─── Information given

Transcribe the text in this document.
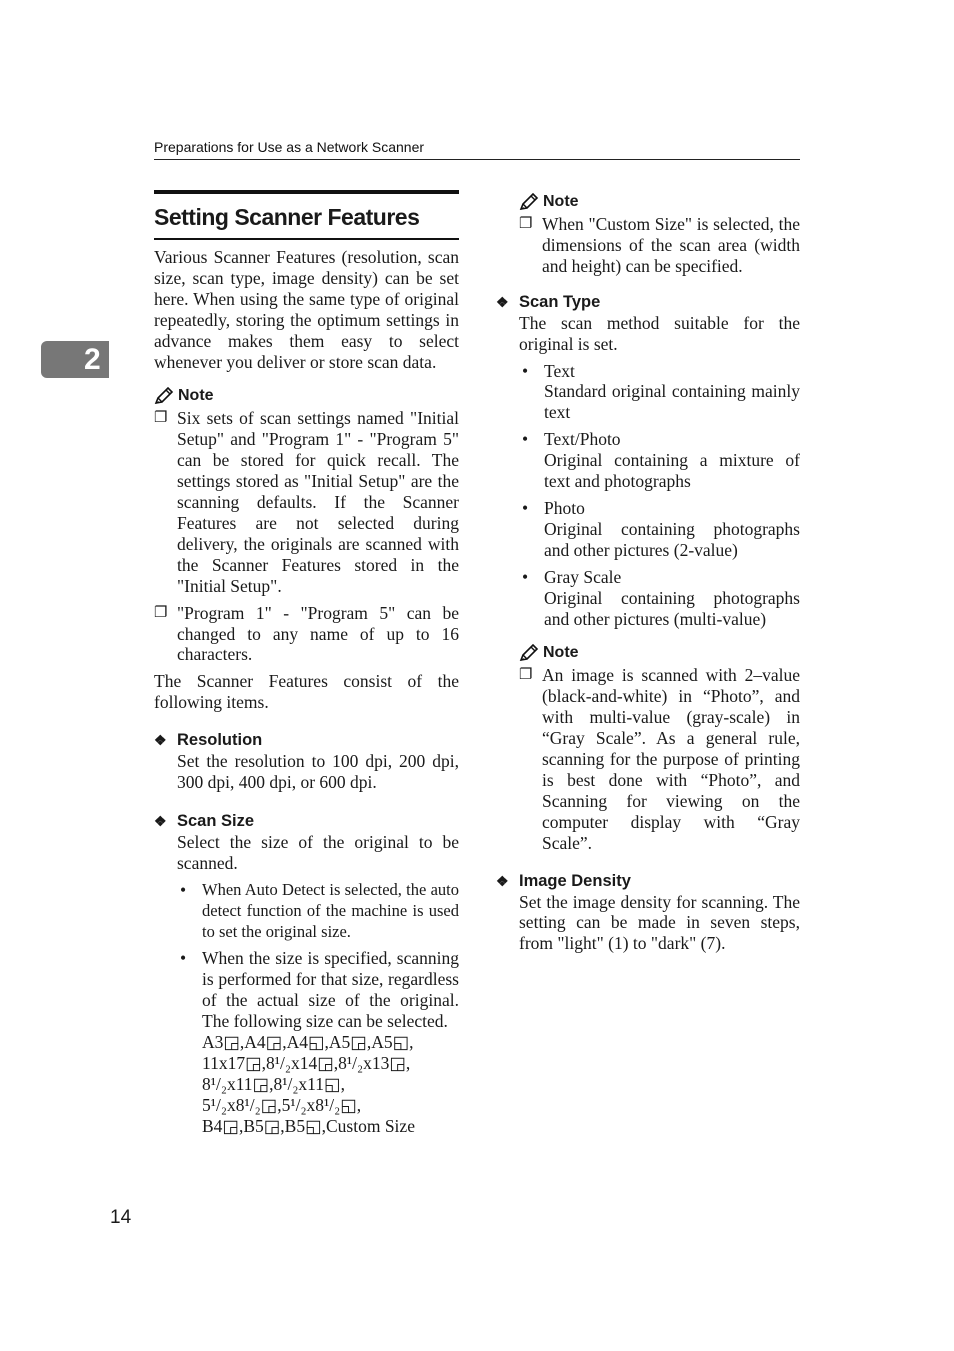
Preparations for Use as a Network Scanner
2
Setting Scanner Features

Various Scanner Features (resolution, scan size, scan type, image density) can be set here. When using the same type of original repeatedly, storing the optimum settings in advance makes them easy to select whenever you deliver or store scan data.

Note
❐ Six sets of scan settings named "Initial Setup" and "Program 1" - "Program 5" can be stored for quick recall. The settings stored as "Initial Setup" are the scanning defaults. If the Scanner Features are not selected during delivery, the originals are scanned with the Scanner Features stored in the "Initial Setup".
❐ "Program 1" - "Program 5" can be changed to any name of up to 16 characters.

The Scanner Features consist of the following items.

❖ Resolution

Set the resolution to 100 dpi, 200 dpi, 300 dpi, 400 dpi, or 600 dpi.

❖ Scan Size

Select the size of the original to be scanned.

• When Auto Detect is selected, the auto detect function of the machine is used to set the original size.
• When the size is specified, scanning is performed for that size, regardless of the actual size of the original. The following size can be selected.
A3◲,A4◲,A4◱,A5◲,A5◱,
11x17◲,8¹/₂x14◲,8¹/₂x13◲,
8¹/₂x11◲,8¹/₂x11◱,
5¹/₂x8¹/₂◲,5¹/₂x8¹/₂◱,
B4◲,B5◲,B5◱,Custom Size
Note
❐ When "Custom Size" is selected, the dimensions of the scan area (width and height) can be specified.
❖ Scan Type

The scan method suitable for the original is set.

• Text
Standard original containing mainly text
• Text/Photo
Original containing a mixture of text and photographs
• Photo
Original containing photographs and other pictures (2-value)
• Gray Scale
Original containing photographs and other pictures (multi-value)
Note
❐ An image is scanned with 2–value (black-and-white) in “Photo”, and with multi-value (gray-scale) in “Gray Scale”. As a general rule, scanning for the purpose of printing is best done with “Photo”, and Scanning for viewing on the computer display with “Gray Scale”.
❖ Image Density

Set the image density for scanning. The setting can be made in seven steps, from "light" (1) to "dark" (7).

14
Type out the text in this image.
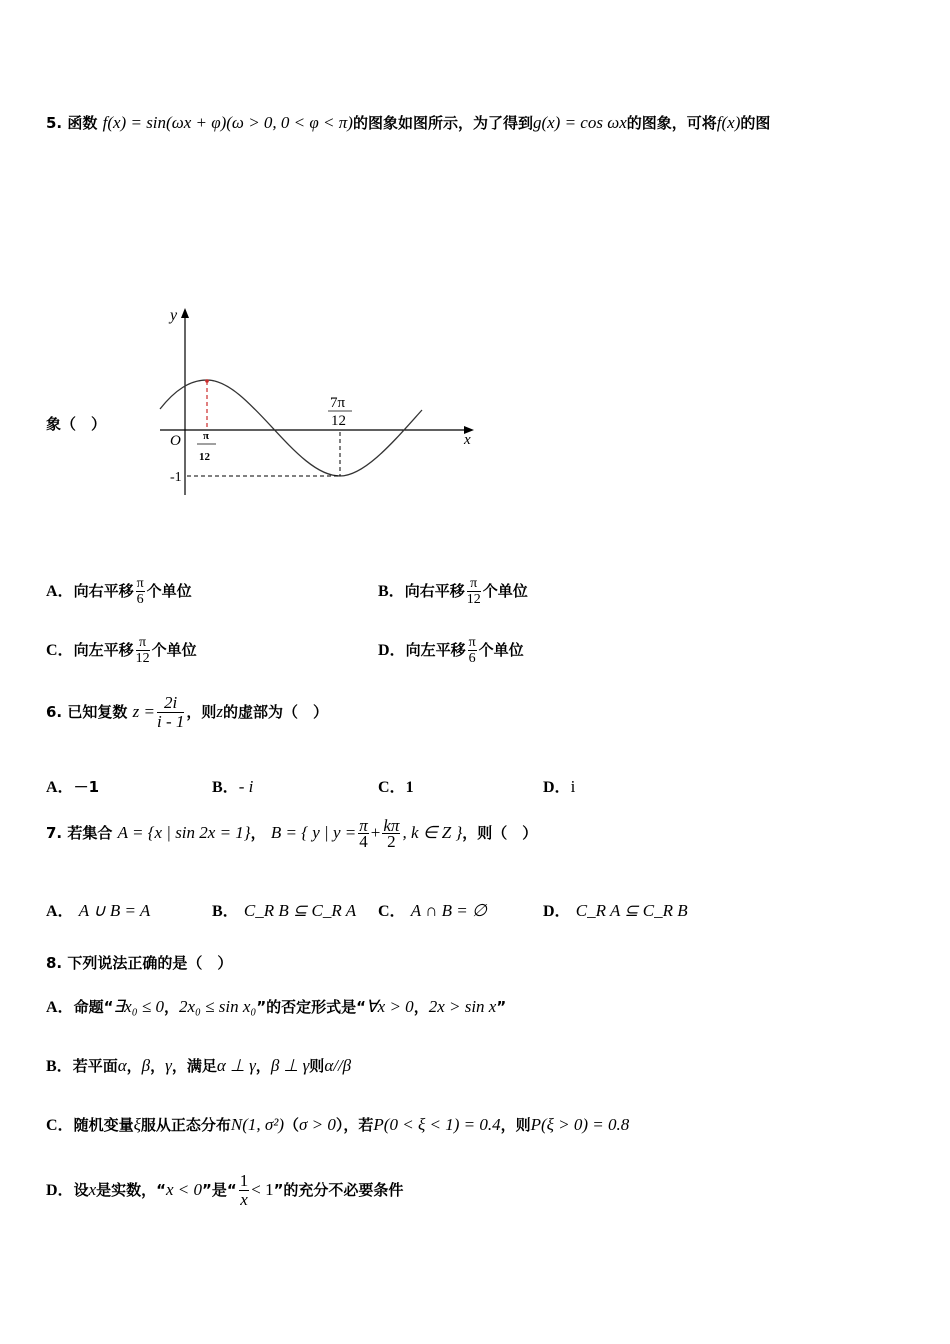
5. 函数 f(x) = sin(ωx + φ)(ω > 0, 0 < φ < π)的图象如图所示，为了得到g(x) = cos ωx的图象，可将f(x)的图
象（　）
y
x
O π
12
7π
12
-1
A．向右平移 $\frac{\pi}{6}$ 个单位	B．向右平移 $\frac{\pi}{12}$ 个单位
C．向左平移 $\frac{\pi}{12}$ 个单位	D．向左平移 $\frac{\pi}{6}$ 个单位
6. 已知复数 $z = \frac{2i}{i - 1}$ ，则z的虚部为（　）
A．－1	B．- i	C．1	D．i
7. 若集合 A = {x | sin 2x = 1}， B = { y | $y = \frac{\pi}{4} + \frac{k\pi}{2}$ , k ∈ Z }，则（　）
A． A ∪ B = A	B． C_R B ⊆ C_R A C． A ∩ B = ∅	D． C_R A ⊆ C_R B
8. 下列说法正确的是（　）
A．命题“∃x₀ ≤ 0，2x₀ ≤ sin x₀”的否定形式是“∀x > 0，2x > sin x”
B．若平面α，β，γ，满足α ⊥ γ，β ⊥ γ则α//β
C．随机变量ξ服从正态分布N(1, σ²)（σ > 0），若P(0 < ξ < 1) = 0.4，则P(ξ > 0) = 0.8
D．设x是实数，“x < 0”是“ $\frac{1}{x} < 1$”的充分不必要条件
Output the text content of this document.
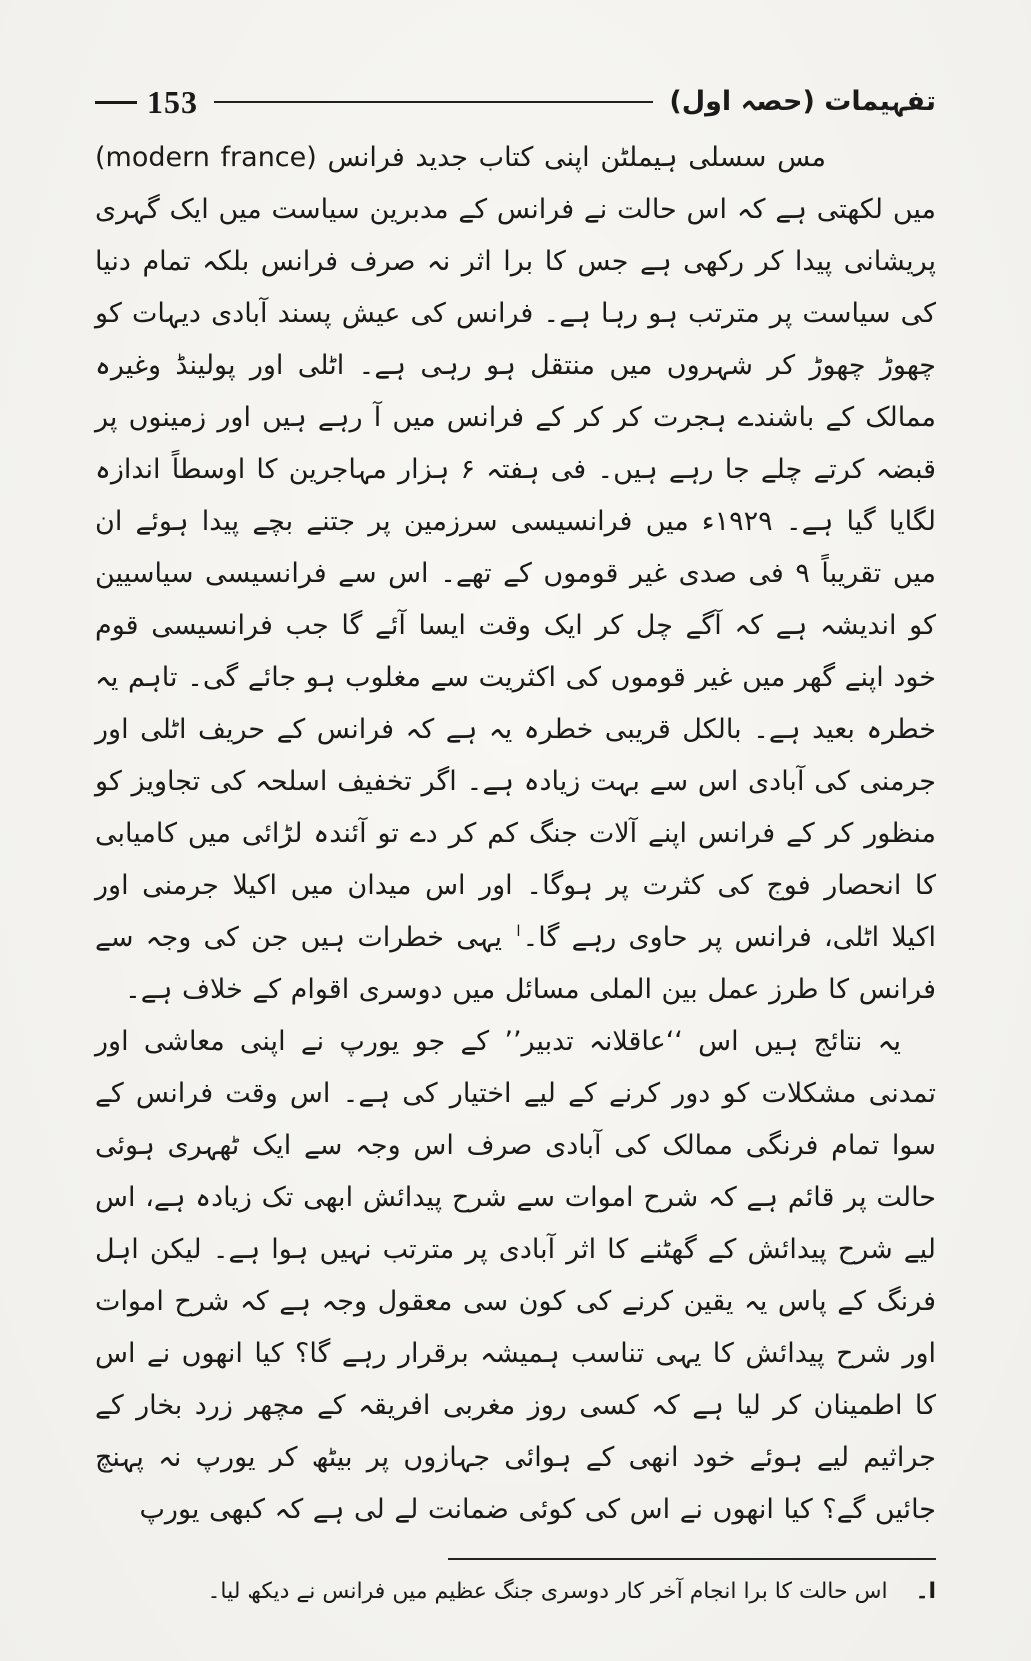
153	تفہیمات (حصہ اول)

مس سسلی ہیملٹن اپنی کتاب جدید فرانس (modern france) میں لکھتی ہے کہ اس حالت نے فرانس کے مدبرین سیاست میں ایک گہری پریشانی پیدا کر رکھی ہے جس کا برا اثر نہ صرف فرانس بلکہ تمام دنیا کی سیاست پر مترتب ہو رہا ہے۔ فرانس کی عیش پسند آبادی دیہات کو چھوڑ چھوڑ کر شہروں میں منتقل ہو رہی ہے۔ اٹلی اور پولینڈ وغیرہ ممالک کے باشندے ہجرت کر کر کے فرانس میں آ رہے ہیں اور زمینوں پر قبضہ کرتے چلے جا رہے ہیں۔ فی ہفتہ ۶ ہزار مہاجرین کا اوسطاً اندازہ لگایا گیا ہے۔ ۱۹۲۹ء میں فرانسیسی سرزمین پر جتنے بچے پیدا ہوئے ان میں تقریباً ۹ فی صدی غیر قوموں کے تھے۔ اس سے فرانسیسی سیاسیین کو اندیشہ ہے کہ آگے چل کر ایک وقت ایسا آئے گا جب فرانسیسی قوم خود اپنے گھر میں غیر قوموں کی اکثریت سے مغلوب ہو جائے گی۔ تاہم یہ خطرہ بعید ہے۔ بالکل قریبی خطرہ یہ ہے کہ فرانس کے حریف اٹلی اور جرمنی کی آبادی اس سے بہت زیادہ ہے۔ اگر تخفیف اسلحہ کی تجاویز کو منظور کر کے فرانس اپنے آلات جنگ کم کر دے تو آئندہ لڑائی میں کامیابی کا انحصار فوج کی کثرت پر ہوگا۔ اور اس میدان میں اکیلا جرمنی اور اکیلا اٹلی، فرانس پر حاوی رہے گا۔$^ا$ یہی خطرات ہیں جن کی وجہ سے فرانس کا طرز عمل بین الملی مسائل میں دوسری اقوام کے خلاف ہے۔

یہ نتائج ہیں اس ‘‘عاقلانہ تدبیر’’ کے جو یورپ نے اپنی معاشی اور تمدنی مشکلات کو دور کرنے کے لیے اختیار کی ہے۔ اس وقت فرانس کے سوا تمام فرنگی ممالک کی آبادی صرف اس وجہ سے ایک ٹھہری ہوئی حالت پر قائم ہے کہ شرح اموات سے شرح پیدائش ابھی تک زیادہ ہے، اس لیے شرح پیدائش کے گھٹنے کا اثر آبادی پر مترتب نہیں ہوا ہے۔ لیکن اہل فرنگ کے پاس یہ یقین کرنے کی کون سی معقول وجہ ہے کہ شرح اموات اور شرح پیدائش کا یہی تناسب ہمیشہ برقرار رہے گا؟ کیا انھوں نے اس کا اطمینان کر لیا ہے کہ کسی روز مغربی افریقہ کے مچھر زرد بخار کے جراثیم لیے ہوئے خود انھی کے ہوائی جہازوں پر بیٹھ کر یورپ نہ پہنچ جائیں گے؟ کیا انھوں نے اس کی کوئی ضمانت لے لی ہے کہ کبھی یورپ

ا۔اس حالت کا برا انجام آخر کار دوسری جنگ عظیم میں فرانس نے دیکھ لیا۔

──────

## Task description
Show every line in the entries where the string "Program" occurs.

## Reply
❐ Six sets of scan settings named "Initial Setup" and "Program 1" - "Program 5" can be stored for quick recall. The settings stored as "Initial Setup" are the scanning defaults. If the Scanner Features are not selected during delivery, the originals are scanned with the Scanner Features stored in the "Initial Setup".
❐ "Program 1" - "Program 5" can be changed to any name of up to 16 characters.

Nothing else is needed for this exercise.